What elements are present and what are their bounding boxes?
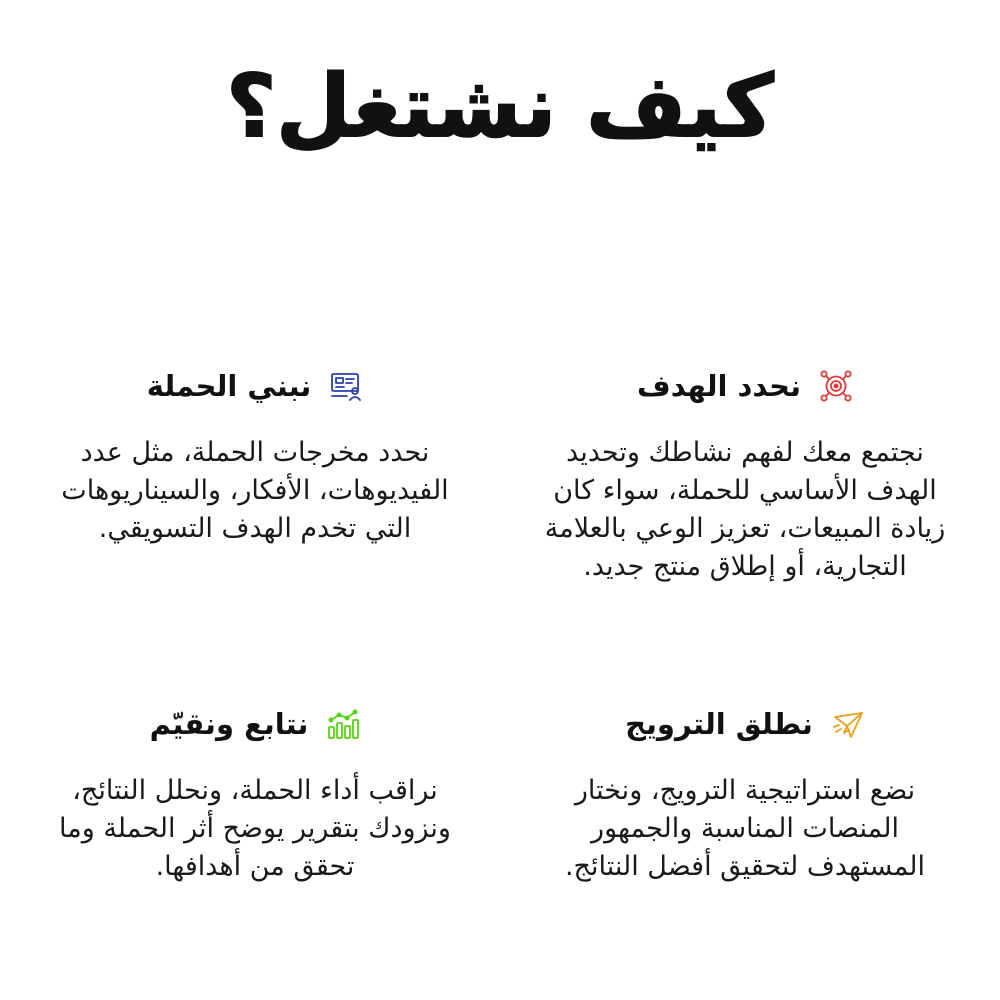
step-description: نضع استراتيجية الترويج، ونختار المنصات المناسبة والجمهور المستهدف لتحقيق أفضل النتائج. <box>564 775 926 882</box>
step-description: نحدد مخرجات الحملة، مثل عدد الفيديوهات، الأفكار، والسيناريوهات التي تخدم الهدف التسويقي. <box>61 437 449 544</box>
step-card-goal <box>530 366 960 586</box>
step-header <box>530 704 960 744</box>
step-description: نجتمع معك لفهم نشاطك وتحديد الهدف الأساسي للحملة، سواء كان زيادة المبيعات، تعزيز الوعي بالعلامة التجارية، أو إطلاق منتج جديد. <box>544 437 946 582</box>
step-title: نحدد الهدف <box>637 369 801 403</box>
presentation-icon <box>329 369 363 403</box>
step-card-build <box>40 366 470 548</box>
paper-plane-icon <box>831 707 865 741</box>
step-title: نتابع ونقيّم <box>149 707 309 741</box>
step-header <box>40 704 470 744</box>
step-header <box>40 366 470 406</box>
step-title: نبني الحملة <box>146 369 312 403</box>
step-card-promote <box>530 704 960 886</box>
analytics-icon <box>326 707 360 741</box>
step-description: نراقب أداء الحملة، ونحلل النتائج، ونزودك بتقرير يوضح أثر الحملة وما تحقق من أهدافها. <box>59 775 451 882</box>
step-card-track <box>40 704 470 886</box>
step-header <box>530 366 960 406</box>
step-title: نطلق الترويج <box>625 707 813 741</box>
target-icon <box>819 369 853 403</box>
page-title: كيف نشتغل؟ <box>226 57 774 157</box>
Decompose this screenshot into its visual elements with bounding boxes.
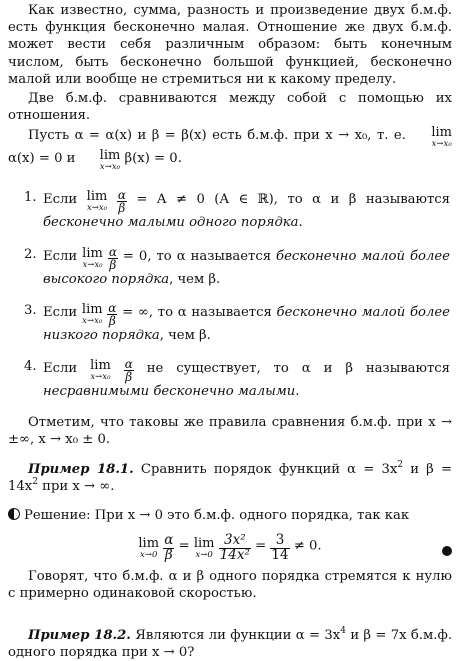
definition-text-c: β(x) = 0. — [124, 150, 182, 166]
definition-text-a: Пусть α = α(x) и β = β(x) есть б.м.ф. при x → x₀, т. е. — [28, 128, 406, 144]
definition-paragraph — [8, 126, 452, 171]
conclusion-paragraph: Говорят, что б.м.ф. α и β одного порядка стремятся к нулю с примерно одинаковой скоростью. — [8, 569, 452, 602]
example-18-2: Пример 18.2. Являются ли функции $\alpha = 3x^4$ и β = 7x б.м.ф. одного порядка при x → 0? — [8, 625, 453, 660]
list-item: 3. Если lim x→x₀ $\frac{\alpha}{\beta}$ = ∞, то α называется бесконечно малой более низкого порядка, чем β. — [24, 300, 450, 343]
limit-expression: lim x→x₀ — [86, 189, 108, 214]
limit-expression: lim x→x₀ — [82, 245, 103, 270]
fraction-3x2-14x2: $\frac{\text{3x²}}{\text{14x²}}$ — [219, 532, 250, 563]
comparison-paragraph: Две б.м.ф. сравниваются между собой с помощью их отношения. — [8, 91, 452, 124]
solution-label: Решение: — [24, 508, 91, 524]
solution-paragraph: Решение: При x → 0 это б.м.ф. одного порядка, так как — [8, 507, 452, 524]
limit-expression: lim x→x₀ — [90, 358, 111, 383]
example-label: Пример 18.2. — [28, 627, 131, 643]
fraction-3-14: $\frac{3}{14}$ — [271, 532, 289, 563]
display-equation: lim x→0 $\frac{\alpha}{\beta}$ = lim x→0 $\frac{\text{3x²}}{\text{14x²}}$ = $\frac{3}{14}$ ≠ 0. — [138, 532, 322, 563]
definition-text-b: α(x) = 0 и — [8, 150, 76, 166]
note-paragraph: Отметим, что таковы же правила сравнения б.м.ф. при x → ±∞, x → x₀ ± 0. — [8, 415, 452, 448]
ratio-fraction: $\frac{\alpha}{\beta}$ — [108, 244, 117, 272]
end-of-solution-icon — [442, 546, 452, 556]
limit-expression: lim x→0 — [193, 535, 215, 560]
ratio-fraction: $\frac{\alpha}{\beta}$ — [108, 300, 117, 328]
term-italic: бесконечно малыми одного порядка — [43, 215, 299, 231]
limit-expression: lim x→x₀ — [99, 147, 121, 172]
limit-expression: lim x→x₀ — [81, 301, 103, 326]
ratio-fraction: $\frac{\alpha}{\beta}$ — [124, 357, 133, 385]
ratio-fraction: $\frac{\alpha}{\beta}$ — [164, 532, 174, 563]
limit-expression: lim x→0 — [138, 535, 160, 560]
example-label: Пример 18.1. — [28, 461, 134, 477]
limit-expression: lim x→x₀ — [431, 125, 452, 150]
list-item: 4. Если lim x→x₀ $\frac{\alpha}{\beta}$ не существует, то α и β называются несравнимыми бесконечно малыми. — [24, 357, 450, 400]
term-italic: бесконечно малой более высокого порядка — [43, 248, 450, 287]
list-item: 2. Если lim x→x₀ $\frac{\alpha}{\beta}$ = 0, то α называется бесконечно малой более высокого порядка, чем β. — [24, 244, 450, 287]
list-item: 1. Если lim x→x₀ $\frac{\alpha}{\beta}$ = A ≠ 0 (A ∈ ℝ), то α и β называются бесконечно малыми одного порядка. — [24, 188, 451, 231]
term-italic: несравнимыми бесконечно малыми — [43, 384, 296, 400]
intro-paragraph: Как известно, сумма, разность и произведение двух б.м.ф. есть функция бесконечно малая. Отношение же двух б.м.ф. может вести себя различным образом: быть конечным числом, быть бесконечно большой функцией, бесконечно малой или вообще не стремиться ни к какому пределу. — [8, 3, 452, 87]
rules-list — [8, 189, 452, 400]
example-18-1: Пример 18.1. Сравнить порядок функций $\alpha = 3x^2$ и $\beta = 14x^2$ при x → ∞. — [8, 459, 452, 494]
term-italic: бесконечно малой более низкого порядка — [43, 304, 450, 343]
ratio-fraction: $\frac{\alpha}{\beta}$ — [117, 188, 126, 216]
solution-icon — [8, 508, 20, 520]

■ **STATED PROBLEM**
Copy out all of the material above word for word, leaving out the pictures.

■ **RESULT OF THIS EXERCISE**
What elements are present and what are their bounding boxes?
step-description: نضع استراتيجية الترويج، ونختار المنصات المناسبة والجمهور المستهدف لتحقيق أفضل النتائج. <box>564 775 926 882</box>
step-description: نحدد مخرجات الحملة، مثل عدد الفيديوهات، الأفكار، والسيناريوهات التي تخدم الهدف التسويقي. <box>61 437 449 544</box>
step-card-goal <box>530 366 960 586</box>
step-header <box>530 704 960 744</box>
step-description: نجتمع معك لفهم نشاطك وتحديد الهدف الأساسي للحملة، سواء كان زيادة المبيعات، تعزيز الوعي بالعلامة التجارية، أو إطلاق منتج جديد. <box>544 437 946 582</box>
step-title: نحدد الهدف <box>637 369 801 403</box>
presentation-icon <box>329 369 363 403</box>
step-card-build <box>40 366 470 548</box>
paper-plane-icon <box>831 707 865 741</box>
step-title: نتابع ونقيّم <box>149 707 309 741</box>
step-header <box>40 704 470 744</box>
step-header <box>40 366 470 406</box>
step-title: نبني الحملة <box>146 369 312 403</box>
step-card-promote <box>530 704 960 886</box>
analytics-icon <box>326 707 360 741</box>
step-description: نراقب أداء الحملة، ونحلل النتائج، ونزودك بتقرير يوضح أثر الحملة وما تحقق من أهدافها. <box>59 775 451 882</box>
step-card-track <box>40 704 470 886</box>
step-header <box>530 366 960 406</box>
step-title: نطلق الترويج <box>625 707 813 741</box>
target-icon <box>819 369 853 403</box>
page-title: كيف نشتغل؟ <box>226 57 774 157</box>
Decompose this screenshot into its visual elements with bounding boxes.
definition-text-c: β(x) = 0. — [124, 150, 182, 166]
definition-text-a: Пусть α = α(x) и β = β(x) есть б.м.ф. при x → x₀, т. е. — [28, 128, 406, 144]
definition-paragraph — [8, 126, 452, 171]
conclusion-paragraph: Говорят, что б.м.ф. α и β одного порядка стремятся к нулю с примерно одинаковой скоростью. — [8, 569, 452, 602]
example-18-2: Пример 18.2. Являются ли функции $\alpha = 3x^4$ и β = 7x б.м.ф. одного порядка при x → 0? — [8, 625, 453, 660]
list-item: 3. Если lim x→x₀ $\frac{\alpha}{\beta}$ = ∞, то α называется бесконечно малой более низкого порядка, чем β. — [24, 300, 450, 343]
limit-expression: lim x→x₀ — [86, 189, 108, 214]
limit-expression: lim x→x₀ — [82, 245, 103, 270]
fraction-3x2-14x2: $\frac{\text{3x²}}{\text{14x²}}$ — [219, 532, 250, 563]
comparison-paragraph: Две б.м.ф. сравниваются между собой с помощью их отношения. — [8, 91, 452, 124]
solution-label: Решение: — [24, 508, 91, 524]
solution-paragraph: Решение: При x → 0 это б.м.ф. одного порядка, так как — [8, 507, 452, 524]
limit-expression: lim x→x₀ — [90, 358, 111, 383]
example-label: Пример 18.2. — [28, 627, 131, 643]
fraction-3-14: $\frac{3}{14}$ — [271, 532, 289, 563]
display-equation: lim x→0 $\frac{\alpha}{\beta}$ = lim x→0 $\frac{\text{3x²}}{\text{14x²}}$ = $\frac{3}{14}$ ≠ 0. — [138, 532, 322, 563]
definition-text-b: α(x) = 0 и — [8, 150, 76, 166]
note-paragraph: Отметим, что таковы же правила сравнения б.м.ф. при x → ±∞, x → x₀ ± 0. — [8, 415, 452, 448]
ratio-fraction: $\frac{\alpha}{\beta}$ — [108, 244, 117, 272]
end-of-solution-icon — [442, 546, 452, 556]
limit-expression: lim x→0 — [193, 535, 215, 560]
ratio-fraction: $\frac{\alpha}{\beta}$ — [108, 300, 117, 328]
term-italic: бесконечно малыми одного порядка — [43, 215, 299, 231]
limit-expression: lim x→x₀ — [99, 147, 121, 172]
limit-expression: lim x→x₀ — [81, 301, 103, 326]
ratio-fraction: $\frac{\alpha}{\beta}$ — [124, 357, 133, 385]
ratio-fraction: $\frac{\alpha}{\beta}$ — [164, 532, 174, 563]
limit-expression: lim x→0 — [138, 535, 160, 560]
example-label: Пример 18.1. — [28, 461, 134, 477]
limit-expression: lim x→x₀ — [431, 125, 452, 150]
list-item: 4. Если lim x→x₀ $\frac{\alpha}{\beta}$ не существует, то α и β называются несравнимыми бесконечно малыми. — [24, 357, 450, 400]
term-italic: бесконечно малой более высокого порядка — [43, 248, 450, 287]
list-item: 2. Если lim x→x₀ $\frac{\alpha}{\beta}$ = 0, то α называется бесконечно малой более высокого порядка, чем β. — [24, 244, 450, 287]
list-item: 1. Если lim x→x₀ $\frac{\alpha}{\beta}$ = A ≠ 0 (A ∈ ℝ), то α и β называются бесконечно малыми одного порядка. — [24, 188, 451, 231]
term-italic: несравнимыми бесконечно малыми — [43, 384, 296, 400]
intro-paragraph: Как известно, сумма, разность и произведение двух б.м.ф. есть функция бесконечно малая. Отношение же двух б.м.ф. может вести себя различным образом: быть конечным числом, быть бесконечно большой функцией, бесконечно малой или вообще не стремиться ни к какому пределу. — [8, 3, 452, 87]
rules-list — [8, 189, 452, 400]
example-18-1: Пример 18.1. Сравнить порядок функций $\alpha = 3x^2$ и $\beta = 14x^2$ при x → ∞. — [8, 459, 452, 494]
term-italic: бесконечно малой более низкого порядка — [43, 304, 450, 343]
ratio-fraction: $\frac{\alpha}{\beta}$ — [117, 188, 126, 216]
solution-icon — [8, 508, 20, 520]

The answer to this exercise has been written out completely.